Start PROVIDED ENTRIES
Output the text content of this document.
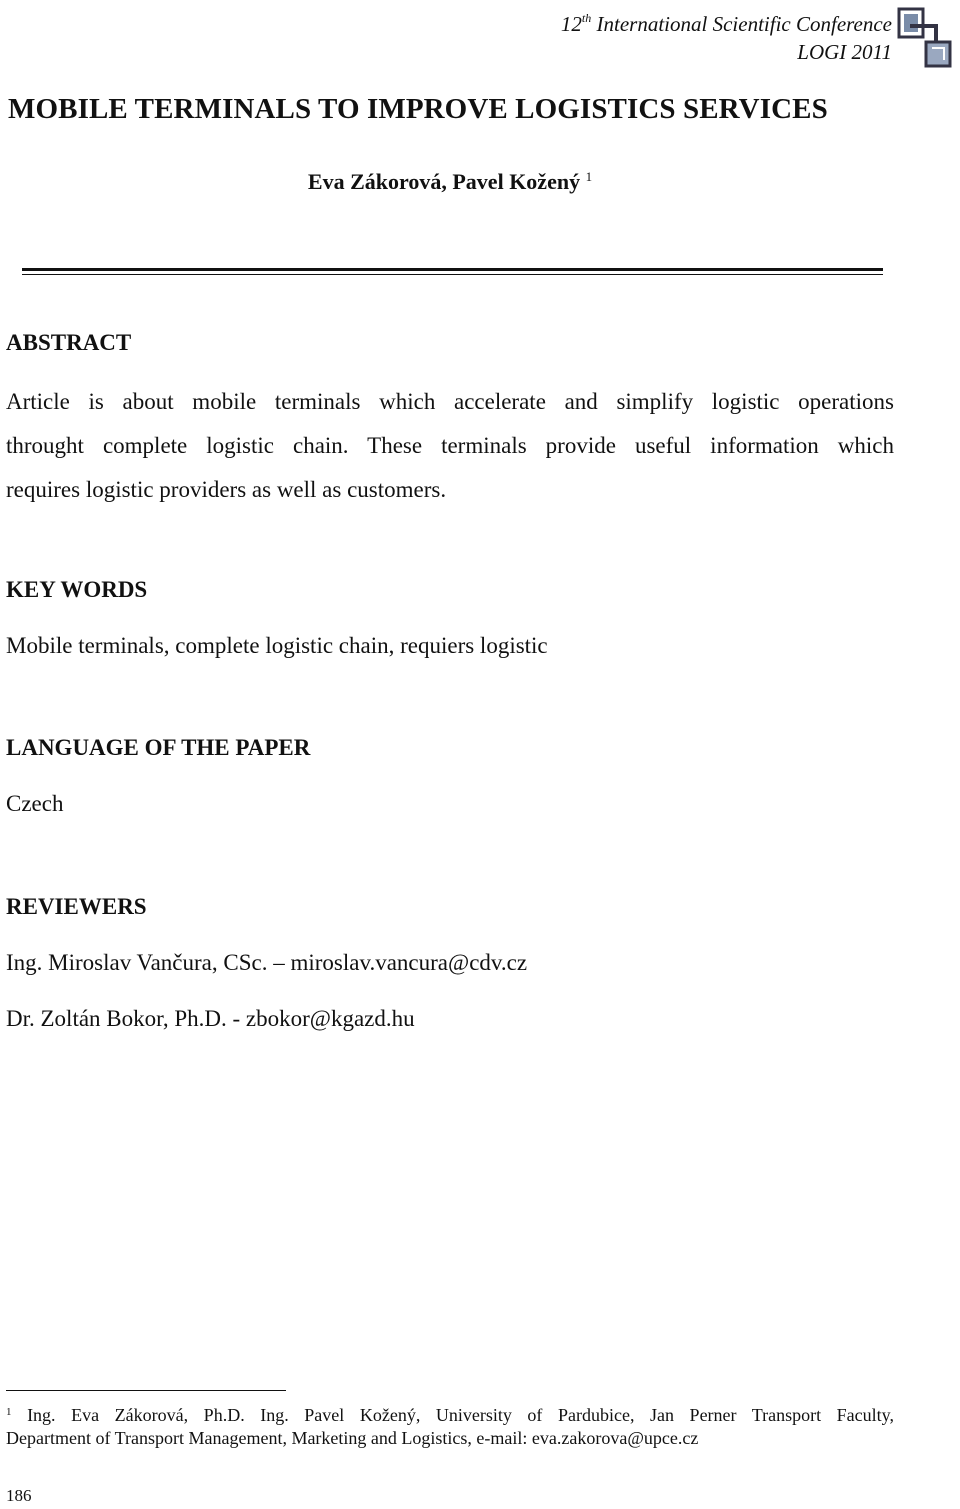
12th International Scientific Conference
LOGI 2011
MOBILE TERMINALS TO IMPROVE LOGISTICS SERVICES
Eva Zákorová, Pavel Kožený $^1$
ABSTRACT
Article is about mobile terminals which accelerate and simplify logistic operations
throught complete logistic chain. These terminals provide useful information which
requires logistic providers as well as customers.
KEY WORDS
Mobile terminals, complete logistic chain, requiers logistic
LANGUAGE OF THE PAPER
Czech
REVIEWERS
Ing. Miroslav Vančura, CSc. – miroslav.vancura@cdv.cz
Dr. Zoltán Bokor, Ph.D. - zbokor@kgazd.hu
$^1$ Ing. Eva Zákorová, Ph.D. Ing. Pavel Kožený, University of Pardubice, Jan Perner Transport Faculty,
Department of Transport Management, Marketing and Logistics, e-mail: eva.zakorova@upce.cz
186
End PROVIDED ENTRIES
**SHORT EXERCISE:** Quote the records above exactly, leaving out any pictures.

**TASK ANSWER:**
Output the text content of this document.
12th International Scientific Conference
LOGI 2011
MOBILE TERMINALS TO IMPROVE LOGISTICS SERVICES
Eva Zákorová, Pavel Kožený $^1$
ABSTRACT
Article is about mobile terminals which accelerate and simplify logistic operations
throught complete logistic chain. These terminals provide useful information which
requires logistic providers as well as customers.
KEY WORDS
Mobile terminals, complete logistic chain, requiers logistic
LANGUAGE OF THE PAPER
Czech
REVIEWERS
Ing. Miroslav Vančura, CSc. – miroslav.vancura@cdv.cz
Dr. Zoltán Bokor, Ph.D. - zbokor@kgazd.hu
$^1$ Ing. Eva Zákorová, Ph.D. Ing. Pavel Kožený, University of Pardubice, Jan Perner Transport Faculty,
Department of Transport Management, Marketing and Logistics, e-mail: eva.zakorova@upce.cz
186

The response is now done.